- _Your instructions_
Restate the whole listing word for word. Pictures are left out.

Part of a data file
• • • •

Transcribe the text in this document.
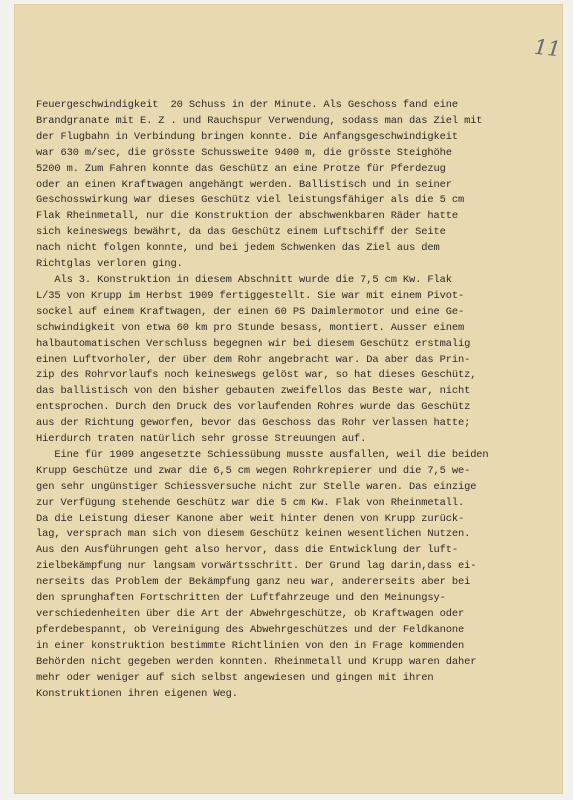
11
Feuergeschwindigkeit  20 Schuss in der Minute. Als Geschoss fand eine
Brandgranate mit E. Z . und Rauchspur Verwendung, sodass man das Ziel mit
der Flugbahn in Verbindung bringen konnte. Die Anfangsgeschwindigkeit
war 630 m/sec, die grösste Schussweite 9400 m, die grösste Steighöhe
5200 m. Zum Fahren konnte das Geschütz an eine Protze für Pferdezug
oder an einen Kraftwagen angehängt werden. Ballistisch und in seiner
Geschosswirkung war dieses Geschütz viel leistungsfähiger als die 5 cm
Flak Rheinmetall, nur die Konstruktion der abschwenkbaren Räder hatte
sich keineswegs bewährt, da das Geschütz einem Luftschiff der Seite
nach nicht folgen konnte, und bei jedem Schwenken das Ziel aus dem
Richtglas verloren ging.
Als 3. Konstruktion in diesem Abschnitt wurde die 7,5 cm Kw. Flak
L/35 von Krupp im Herbst 1909 fertiggestellt. Sie war mit einem Pivot-
sockel auf einem Kraftwagen, der einen 60 PS Daimlermotor und eine Ge-
schwindigkeit von etwa 60 km pro Stunde besass, montiert. Ausser einem
halbautomatischen Verschluss begegnen wir bei diesem Geschütz erstmalig
einen Luftvorholer, der über dem Rohr angebracht war. Da aber das Prin-
zip des Rohrvorlaufs noch keineswegs gelöst war, so hat dieses Geschütz,
das ballistisch von den bisher gebauten zweifellos das Beste war, nicht
entsprochen. Durch den Druck des vorlaufenden Rohres wurde das Geschütz
aus der Richtung geworfen, bevor das Geschoss das Rohr verlassen hatte;
Hierdurch traten natürlich sehr grosse Streuungen auf.
Eine für 1909 angesetzte Schiessübung musste ausfallen, weil die beiden
Krupp Geschütze und zwar die 6,5 cm wegen Rohrkrepierer und die 7,5 we-
gen sehr ungünstiger Schiessversuche nicht zur Stelle waren. Das einzige
zur Verfügung stehende Geschütz war die 5 cm Kw. Flak von Rheinmetall.
Da die Leistung dieser Kanone aber weit hinter denen von Krupp zurück-
lag, versprach man sich von diesem Geschütz keinen wesentlichen Nutzen.
Aus den Ausführungen geht also hervor, dass die Entwicklung der luft-
zielbekämpfung nur langsam vorwärtsschritt. Der Grund lag darin,dass ei-
nerseits das Problem der Bekämpfung ganz neu war, andererseits aber bei
den sprunghaften Fortschritten der Luftfahrzeuge und den Meinungsy-
verschiedenheiten über die Art der Abwehrgeschütze, ob Kraftwagen oder
pferdebespannt, ob Vereinigung des Abwehrgeschützes und der Feldkanone
in einer konstruktion bestimmte Richtlinien von den in Frage kommenden
Behörden nicht gegeben werden konnten. Rheinmetall und Krupp waren daher
mehr oder weniger auf sich selbst angewiesen und gingen mit ihren
Konstruktionen ihren eigenen Weg.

• • • •

- _Output below_
Transcribe the text in this document.
11
Feuergeschwindigkeit  20 Schuss in der Minute. Als Geschoss fand eine
Brandgranate mit E. Z . und Rauchspur Verwendung, sodass man das Ziel mit
der Flugbahn in Verbindung bringen konnte. Die Anfangsgeschwindigkeit
war 630 m/sec, die grösste Schussweite 9400 m, die grösste Steighöhe
5200 m. Zum Fahren konnte das Geschütz an eine Protze für Pferdezug
oder an einen Kraftwagen angehängt werden. Ballistisch und in seiner
Geschosswirkung war dieses Geschütz viel leistungsfähiger als die 5 cm
Flak Rheinmetall, nur die Konstruktion der abschwenkbaren Räder hatte
sich keineswegs bewährt, da das Geschütz einem Luftschiff der Seite
nach nicht folgen konnte, und bei jedem Schwenken das Ziel aus dem
Richtglas verloren ging.
Als 3. Konstruktion in diesem Abschnitt wurde die 7,5 cm Kw. Flak
L/35 von Krupp im Herbst 1909 fertiggestellt. Sie war mit einem Pivot-
sockel auf einem Kraftwagen, der einen 60 PS Daimlermotor und eine Ge-
schwindigkeit von etwa 60 km pro Stunde besass, montiert. Ausser einem
halbautomatischen Verschluss begegnen wir bei diesem Geschütz erstmalig
einen Luftvorholer, der über dem Rohr angebracht war. Da aber das Prin-
zip des Rohrvorlaufs noch keineswegs gelöst war, so hat dieses Geschütz,
das ballistisch von den bisher gebauten zweifellos das Beste war, nicht
entsprochen. Durch den Druck des vorlaufenden Rohres wurde das Geschütz
aus der Richtung geworfen, bevor das Geschoss das Rohr verlassen hatte;
Hierdurch traten natürlich sehr grosse Streuungen auf.
Eine für 1909 angesetzte Schiessübung musste ausfallen, weil die beiden
Krupp Geschütze und zwar die 6,5 cm wegen Rohrkrepierer und die 7,5 we-
gen sehr ungünstiger Schiessversuche nicht zur Stelle waren. Das einzige
zur Verfügung stehende Geschütz war die 5 cm Kw. Flak von Rheinmetall.
Da die Leistung dieser Kanone aber weit hinter denen von Krupp zurück-
lag, versprach man sich von diesem Geschütz keinen wesentlichen Nutzen.
Aus den Ausführungen geht also hervor, dass die Entwicklung der luft-
zielbekämpfung nur langsam vorwärtsschritt. Der Grund lag darin,dass ei-
nerseits das Problem der Bekämpfung ganz neu war, andererseits aber bei
den sprunghaften Fortschritten der Luftfahrzeuge und den Meinungsy-
verschiedenheiten über die Art der Abwehrgeschütze, ob Kraftwagen oder
pferdebespannt, ob Vereinigung des Abwehrgeschützes und der Feldkanone
in einer konstruktion bestimmte Richtlinien von den in Frage kommenden
Behörden nicht gegeben werden konnten. Rheinmetall und Krupp waren daher
mehr oder weniger auf sich selbst angewiesen und gingen mit ihren
Konstruktionen ihren eigenen Weg.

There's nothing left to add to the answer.